To do
The listing below should be printed exactly, every line of it. Skip the pictures.

# # # # # # #

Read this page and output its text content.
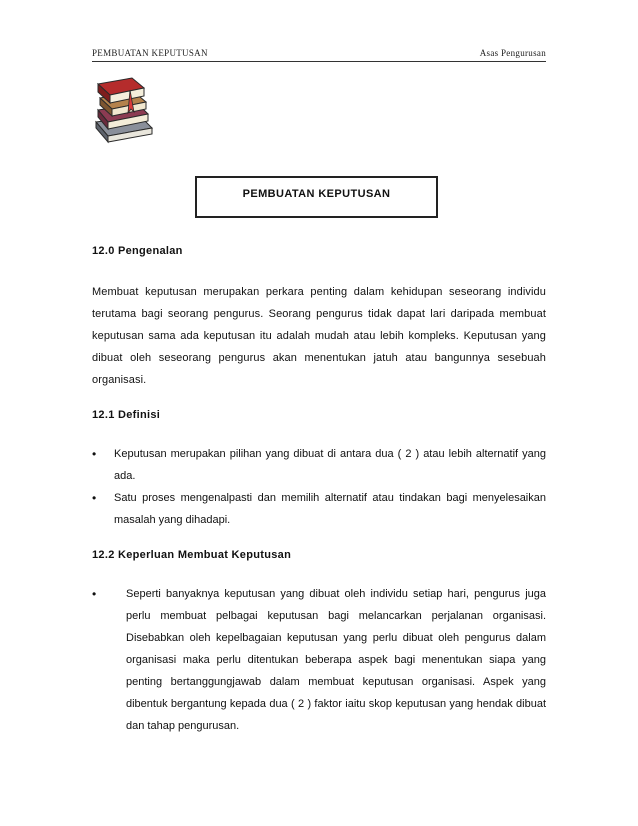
PEMBUATAN KEPUTUSAN	Asas Pengurusan
PEMBUATAN KEPUTUSAN
12.0 Pengenalan

Membuat keputusan merupakan perkara penting dalam kehidupan seseorang individu terutama bagi seorang pengurus. Seorang pengurus tidak dapat lari daripada membuat keputusan sama ada keputusan itu adalah mudah atau lebih kompleks. Keputusan yang dibuat oleh seseorang pengurus akan menentukan jatuh atau bangunnya sesebuah organisasi.

12.1 Definisi
• Keputusan merupakan pilihan yang dibuat di antara dua ( 2 ) atau lebih alternatif yang ada.
• Satu proses mengenalpasti dan memilih alternatif atau tindakan bagi menyelesaikan masalah yang dihadapi.
12.2 Keperluan Membuat Keputusan
•	Seperti banyaknya keputusan yang dibuat oleh individu setiap hari, pengurus juga perlu membuat pelbagai keputusan bagi melancarkan perjalanan organisasi. Disebabkan oleh kepelbagaian keputusan yang perlu dibuat oleh pengurus dalam organisasi maka perlu ditentukan beberapa aspek bagi menentukan siapa yang penting bertanggungjawab dalam membuat keputusan organisasi. Aspek yang dibentuk bergantung kepada dua ( 2 ) faktor iaitu skop keputusan yang hendak dibuat dan tahap pengurusan.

# # # # # # #

The reply
Read this page and output its text content.
PEMBUATAN KEPUTUSAN	Asas Pengurusan
PEMBUATAN KEPUTUSAN
12.0 Pengenalan

Membuat keputusan merupakan perkara penting dalam kehidupan seseorang individu terutama bagi seorang pengurus. Seorang pengurus tidak dapat lari daripada membuat keputusan sama ada keputusan itu adalah mudah atau lebih kompleks. Keputusan yang dibuat oleh seseorang pengurus akan menentukan jatuh atau bangunnya sesebuah organisasi.

12.1 Definisi
• Keputusan merupakan pilihan yang dibuat di antara dua ( 2 ) atau lebih alternatif yang ada.
• Satu proses mengenalpasti dan memilih alternatif atau tindakan bagi menyelesaikan masalah yang dihadapi.
12.2 Keperluan Membuat Keputusan
•	Seperti banyaknya keputusan yang dibuat oleh individu setiap hari, pengurus juga perlu membuat pelbagai keputusan bagi melancarkan perjalanan organisasi. Disebabkan oleh kepelbagaian keputusan yang perlu dibuat oleh pengurus dalam organisasi maka perlu ditentukan beberapa aspek bagi menentukan siapa yang penting bertanggungjawab dalam membuat keputusan organisasi. Aspek yang dibentuk bergantung kepada dua ( 2 ) faktor iaitu skop keputusan yang hendak dibuat dan tahap pengurusan.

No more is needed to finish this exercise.